Locate all lines with the word "werden". Copy them.

Records excerpted from a collection:
## BEGIN

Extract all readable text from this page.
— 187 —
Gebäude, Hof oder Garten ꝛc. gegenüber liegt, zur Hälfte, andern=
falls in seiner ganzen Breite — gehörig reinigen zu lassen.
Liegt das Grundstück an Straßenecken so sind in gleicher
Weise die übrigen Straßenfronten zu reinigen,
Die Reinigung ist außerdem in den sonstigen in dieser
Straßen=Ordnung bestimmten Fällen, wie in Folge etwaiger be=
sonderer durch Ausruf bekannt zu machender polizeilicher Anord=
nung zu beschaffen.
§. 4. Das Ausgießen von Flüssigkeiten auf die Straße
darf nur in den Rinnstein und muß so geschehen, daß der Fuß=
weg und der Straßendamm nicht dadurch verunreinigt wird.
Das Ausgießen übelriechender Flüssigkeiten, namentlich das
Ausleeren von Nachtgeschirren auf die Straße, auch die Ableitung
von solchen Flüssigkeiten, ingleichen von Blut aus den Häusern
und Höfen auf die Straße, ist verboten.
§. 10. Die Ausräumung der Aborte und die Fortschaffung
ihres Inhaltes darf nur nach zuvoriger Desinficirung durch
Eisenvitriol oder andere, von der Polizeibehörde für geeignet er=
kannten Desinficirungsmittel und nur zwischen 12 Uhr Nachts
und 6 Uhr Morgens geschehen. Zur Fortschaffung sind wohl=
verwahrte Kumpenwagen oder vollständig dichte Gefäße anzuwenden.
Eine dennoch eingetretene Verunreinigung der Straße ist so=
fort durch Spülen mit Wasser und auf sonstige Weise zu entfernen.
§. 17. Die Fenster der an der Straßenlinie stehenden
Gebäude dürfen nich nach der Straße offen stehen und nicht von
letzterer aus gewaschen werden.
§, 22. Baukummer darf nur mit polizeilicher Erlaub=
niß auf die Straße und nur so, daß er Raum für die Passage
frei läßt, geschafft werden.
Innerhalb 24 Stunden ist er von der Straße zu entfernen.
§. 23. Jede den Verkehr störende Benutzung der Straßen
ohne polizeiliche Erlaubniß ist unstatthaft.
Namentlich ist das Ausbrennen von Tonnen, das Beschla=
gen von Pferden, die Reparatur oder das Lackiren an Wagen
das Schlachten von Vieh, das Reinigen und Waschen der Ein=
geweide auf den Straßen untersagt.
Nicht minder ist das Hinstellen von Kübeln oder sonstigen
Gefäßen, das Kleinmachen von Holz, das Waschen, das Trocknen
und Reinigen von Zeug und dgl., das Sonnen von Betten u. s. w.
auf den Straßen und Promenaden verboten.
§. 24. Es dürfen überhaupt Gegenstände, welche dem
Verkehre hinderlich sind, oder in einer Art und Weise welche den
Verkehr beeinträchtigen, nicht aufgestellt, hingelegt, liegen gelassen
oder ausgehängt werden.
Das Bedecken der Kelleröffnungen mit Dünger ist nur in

## END

Full solution:
letzterer aus gewaschen werden.
frei läßt, geschafft werden.
oder ausgehängt werden.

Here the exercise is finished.